┌──

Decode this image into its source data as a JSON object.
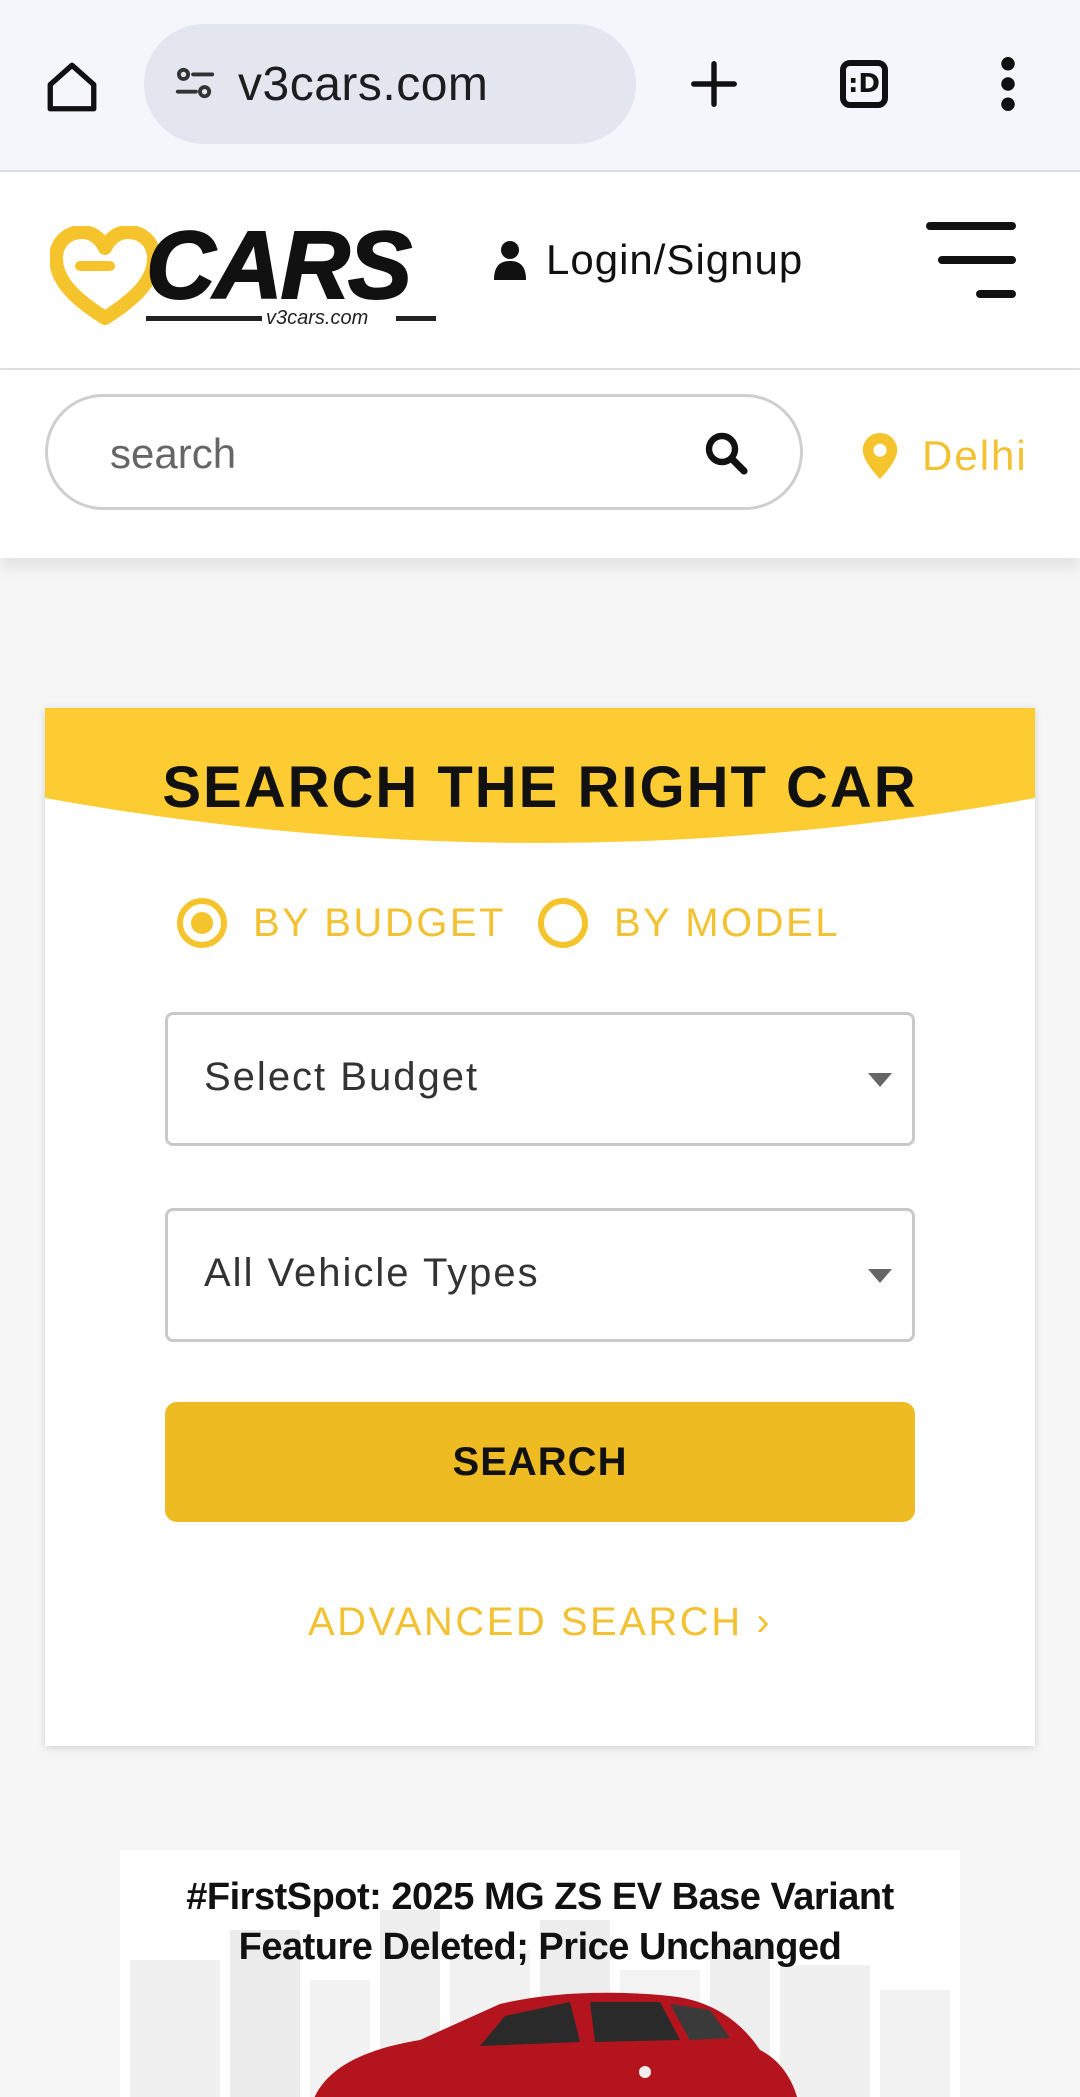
{
  "browser": {
    "url": "v3cars.com",
    "tabs_count_label": ":D"
  },
  "header": {
    "logo_text": "CARS",
    "logo_subtext": "v3cars.com",
    "login_label": "Login/Signup"
  },
  "search": {
    "placeholder": "search",
    "location": "Delhi"
  },
  "finder": {
    "title": "SEARCH THE RIGHT CAR",
    "options": [
      {
        "label": "BY BUDGET",
        "selected": true
      },
      {
        "label": "BY MODEL",
        "selected": false
      }
    ],
    "budget_select": "Select Budget",
    "vehicle_select": "All Vehicle Types",
    "search_button": "SEARCH",
    "advanced_link": "ADVANCED SEARCH ›"
  },
  "article": {
    "title_line1": "#FirstSpot: 2025 MG ZS EV Base Variant",
    "title_line2": "Feature Deleted; Price Unchanged"
  },
  "colors": {
    "accent": "#F2C233",
    "button": "#EFBB22",
    "banner_car": "#B3141E"
  }
}
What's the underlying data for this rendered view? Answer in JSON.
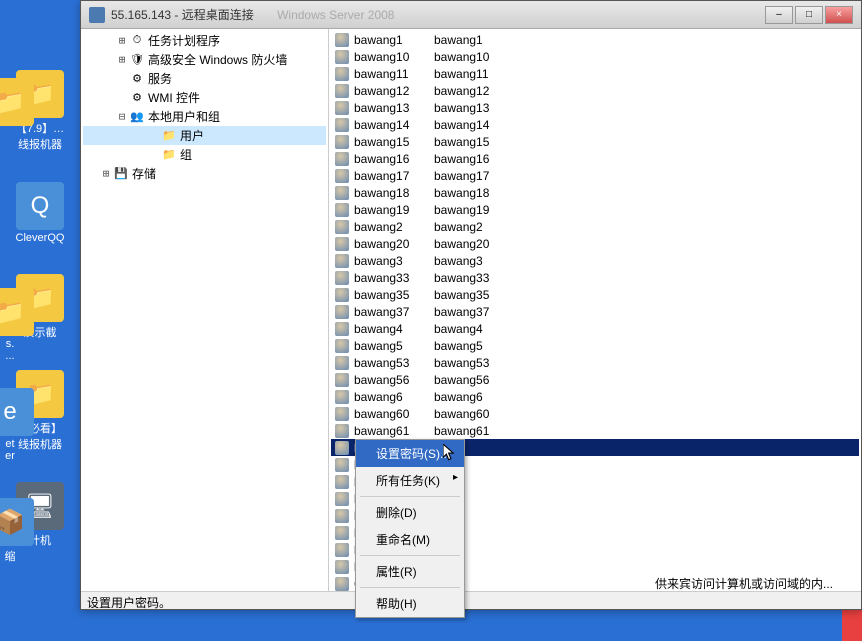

└──

Where a line in the material contains "data", copy that line.

Decode this image into its source data as a JSON object.
What's the underlying data for this rendered view? Answer in JSON.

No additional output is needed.